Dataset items
* * * * * * *
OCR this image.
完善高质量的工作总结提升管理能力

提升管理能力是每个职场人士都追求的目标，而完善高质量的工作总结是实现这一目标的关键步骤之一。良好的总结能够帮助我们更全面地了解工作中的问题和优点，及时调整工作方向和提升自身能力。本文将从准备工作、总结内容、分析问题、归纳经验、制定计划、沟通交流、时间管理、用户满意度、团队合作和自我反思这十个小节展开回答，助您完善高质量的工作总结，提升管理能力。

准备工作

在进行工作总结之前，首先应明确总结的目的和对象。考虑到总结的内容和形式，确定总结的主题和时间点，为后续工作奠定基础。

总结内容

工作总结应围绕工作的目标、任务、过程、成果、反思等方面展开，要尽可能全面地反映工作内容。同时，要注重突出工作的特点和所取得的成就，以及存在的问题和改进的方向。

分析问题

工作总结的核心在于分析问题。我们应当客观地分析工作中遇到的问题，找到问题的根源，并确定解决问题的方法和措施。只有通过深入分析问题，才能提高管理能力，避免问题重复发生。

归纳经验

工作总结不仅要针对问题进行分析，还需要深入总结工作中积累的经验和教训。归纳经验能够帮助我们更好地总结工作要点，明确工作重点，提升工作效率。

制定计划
* * * * * * *
[What you are asked to do]
Copy the records above exactly as they appear.

[Answer to the task]
OCR this image.
完善高质量的工作总结提升管理能力

提升管理能力是每个职场人士都追求的目标，而完善高质量的工作总结是实现这一目标的关键步骤之一。良好的总结能够帮助我们更全面地了解工作中的问题和优点，及时调整工作方向和提升自身能力。本文将从准备工作、总结内容、分析问题、归纳经验、制定计划、沟通交流、时间管理、用户满意度、团队合作和自我反思这十个小节展开回答，助您完善高质量的工作总结，提升管理能力。

准备工作

在进行工作总结之前，首先应明确总结的目的和对象。考虑到总结的内容和形式，确定总结的主题和时间点，为后续工作奠定基础。

总结内容

工作总结应围绕工作的目标、任务、过程、成果、反思等方面展开，要尽可能全面地反映工作内容。同时，要注重突出工作的特点和所取得的成就，以及存在的问题和改进的方向。

分析问题

工作总结的核心在于分析问题。我们应当客观地分析工作中遇到的问题，找到问题的根源，并确定解决问题的方法和措施。只有通过深入分析问题，才能提高管理能力，避免问题重复发生。

归纳经验

工作总结不仅要针对问题进行分析，还需要深入总结工作中积累的经验和教训。归纳经验能够帮助我们更好地总结工作要点，明确工作重点，提升工作效率。

制定计划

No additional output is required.